Problem to work on |
Repeat the full listing, word for word.

Information shown |
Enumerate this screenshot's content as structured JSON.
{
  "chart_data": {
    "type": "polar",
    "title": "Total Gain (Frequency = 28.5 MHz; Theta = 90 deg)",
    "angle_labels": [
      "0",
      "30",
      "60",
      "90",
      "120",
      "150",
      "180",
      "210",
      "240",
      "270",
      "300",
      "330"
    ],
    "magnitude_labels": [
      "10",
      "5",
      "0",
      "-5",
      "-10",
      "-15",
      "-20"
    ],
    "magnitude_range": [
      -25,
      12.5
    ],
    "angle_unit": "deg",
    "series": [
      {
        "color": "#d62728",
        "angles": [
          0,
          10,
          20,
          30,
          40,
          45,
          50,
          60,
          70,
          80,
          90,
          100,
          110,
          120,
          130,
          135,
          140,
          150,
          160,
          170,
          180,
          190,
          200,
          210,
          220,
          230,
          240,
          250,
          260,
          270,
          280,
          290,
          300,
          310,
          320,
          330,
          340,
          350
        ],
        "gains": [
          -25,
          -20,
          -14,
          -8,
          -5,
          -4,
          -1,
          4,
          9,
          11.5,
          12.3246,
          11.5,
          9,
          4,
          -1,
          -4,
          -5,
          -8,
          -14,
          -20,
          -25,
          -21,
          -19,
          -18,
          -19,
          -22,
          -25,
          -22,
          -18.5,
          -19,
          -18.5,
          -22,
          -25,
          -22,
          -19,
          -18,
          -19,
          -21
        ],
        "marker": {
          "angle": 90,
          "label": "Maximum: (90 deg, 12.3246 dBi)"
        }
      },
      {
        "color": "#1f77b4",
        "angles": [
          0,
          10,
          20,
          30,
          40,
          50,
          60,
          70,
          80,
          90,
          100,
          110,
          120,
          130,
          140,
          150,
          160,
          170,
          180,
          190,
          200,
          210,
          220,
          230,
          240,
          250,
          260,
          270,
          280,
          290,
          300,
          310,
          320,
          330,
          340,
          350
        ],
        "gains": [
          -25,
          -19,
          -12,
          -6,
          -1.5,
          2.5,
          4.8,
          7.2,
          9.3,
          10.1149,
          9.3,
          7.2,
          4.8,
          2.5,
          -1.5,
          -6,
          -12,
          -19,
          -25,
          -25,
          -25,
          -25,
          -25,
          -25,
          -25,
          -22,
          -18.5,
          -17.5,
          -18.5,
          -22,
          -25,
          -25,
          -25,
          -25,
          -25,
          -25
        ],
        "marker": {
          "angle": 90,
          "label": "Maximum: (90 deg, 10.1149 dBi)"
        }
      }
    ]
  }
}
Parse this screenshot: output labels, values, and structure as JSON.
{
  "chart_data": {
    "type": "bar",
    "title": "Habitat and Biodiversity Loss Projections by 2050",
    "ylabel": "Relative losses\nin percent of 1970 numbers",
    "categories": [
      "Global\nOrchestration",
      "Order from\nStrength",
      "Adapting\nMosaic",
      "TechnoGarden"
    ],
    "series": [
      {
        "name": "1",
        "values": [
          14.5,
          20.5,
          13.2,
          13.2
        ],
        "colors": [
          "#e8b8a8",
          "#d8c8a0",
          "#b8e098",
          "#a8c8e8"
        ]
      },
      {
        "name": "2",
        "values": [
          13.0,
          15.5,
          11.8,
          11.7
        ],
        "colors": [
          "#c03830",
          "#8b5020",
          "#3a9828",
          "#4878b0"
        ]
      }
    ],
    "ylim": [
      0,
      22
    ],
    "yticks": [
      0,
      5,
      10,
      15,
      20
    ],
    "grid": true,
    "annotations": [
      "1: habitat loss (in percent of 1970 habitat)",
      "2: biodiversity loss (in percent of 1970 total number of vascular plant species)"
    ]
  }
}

Response to the task |
Enumerate this screenshot's content as structured JSON.
{
  "chart_data": {
    "type": "polar",
    "title": "Total Gain (Frequency = 28.5 MHz; Theta = 90 deg)",
    "angle_labels": [
      "0",
      "30",
      "60",
      "90",
      "120",
      "150",
      "180",
      "210",
      "240",
      "270",
      "300",
      "330"
    ],
    "magnitude_labels": [
      "10",
      "5",
      "0",
      "-5",
      "-10",
      "-15",
      "-20"
    ],
    "magnitude_range": [
      -25,
      12.5
    ],
    "angle_unit": "deg",
    "series": [
      {
        "color": "#d62728",
        "angles": [
          0,
          10,
          20,
          30,
          40,
          45,
          50,
          60,
          70,
          80,
          90,
          100,
          110,
          120,
          130,
          135,
          140,
          150,
          160,
          170,
          180,
          190,
          200,
          210,
          220,
          230,
          240,
          250,
          260,
          270,
          280,
          290,
          300,
          310,
          320,
          330,
          340,
          350
        ],
        "gains": [
          -25,
          -20,
          -14,
          -8,
          -5,
          -4,
          -1,
          4,
          9,
          11.5,
          12.3246,
          11.5,
          9,
          4,
          -1,
          -4,
          -5,
          -8,
          -14,
          -20,
          -25,
          -21,
          -19,
          -18,
          -19,
          -22,
          -25,
          -22,
          -18.5,
          -19,
          -18.5,
          -22,
          -25,
          -22,
          -19,
          -18,
          -19,
          -21
        ],
        "marker": {
          "angle": 90,
          "label": "Maximum: (90 deg, 12.3246 dBi)"
        }
      },
      {
        "color": "#1f77b4",
        "angles": [
          0,
          10,
          20,
          30,
          40,
          50,
          60,
          70,
          80,
          90,
          100,
          110,
          120,
          130,
          140,
          150,
          160,
          170,
          180,
          190,
          200,
          210,
          220,
          230,
          240,
          250,
          260,
          270,
          280,
          290,
          300,
          310,
          320,
          330,
          340,
          350
        ],
        "gains": [
          -25,
          -19,
          -12,
          -6,
          -1.5,
          2.5,
          4.8,
          7.2,
          9.3,
          10.1149,
          9.3,
          7.2,
          4.8,
          2.5,
          -1.5,
          -6,
          -12,
          -19,
          -25,
          -25,
          -25,
          -25,
          -25,
          -25,
          -25,
          -22,
          -18.5,
          -17.5,
          -18.5,
          -22,
          -25,
          -25,
          -25,
          -25,
          -25,
          -25
        ],
        "marker": {
          "angle": 90,
          "label": "Maximum: (90 deg, 10.1149 dBi)"
        }
      }
    ]
  }
}
Parse this screenshot: output labels, values, and structure as JSON.
{
  "chart_data": {
    "type": "bar",
    "title": "Habitat and Biodiversity Loss Projections by 2050",
    "ylabel": "Relative losses\nin percent of 1970 numbers",
    "categories": [
      "Global\nOrchestration",
      "Order from\nStrength",
      "Adapting\nMosaic",
      "TechnoGarden"
    ],
    "series": [
      {
        "name": "1",
        "values": [
          14.5,
          20.5,
          13.2,
          13.2
        ],
        "colors": [
          "#e8b8a8",
          "#d8c8a0",
          "#b8e098",
          "#a8c8e8"
        ]
      },
      {
        "name": "2",
        "values": [
          13.0,
          15.5,
          11.8,
          11.7
        ],
        "colors": [
          "#c03830",
          "#8b5020",
          "#3a9828",
          "#4878b0"
        ]
      }
    ],
    "ylim": [
      0,
      22
    ],
    "yticks": [
      0,
      5,
      10,
      15,
      20
    ],
    "grid": true,
    "annotations": [
      "1: habitat loss (in percent of 1970 habitat)",
      "2: biodiversity loss (in percent of 1970 total number of vascular plant species)"
    ]
  }
}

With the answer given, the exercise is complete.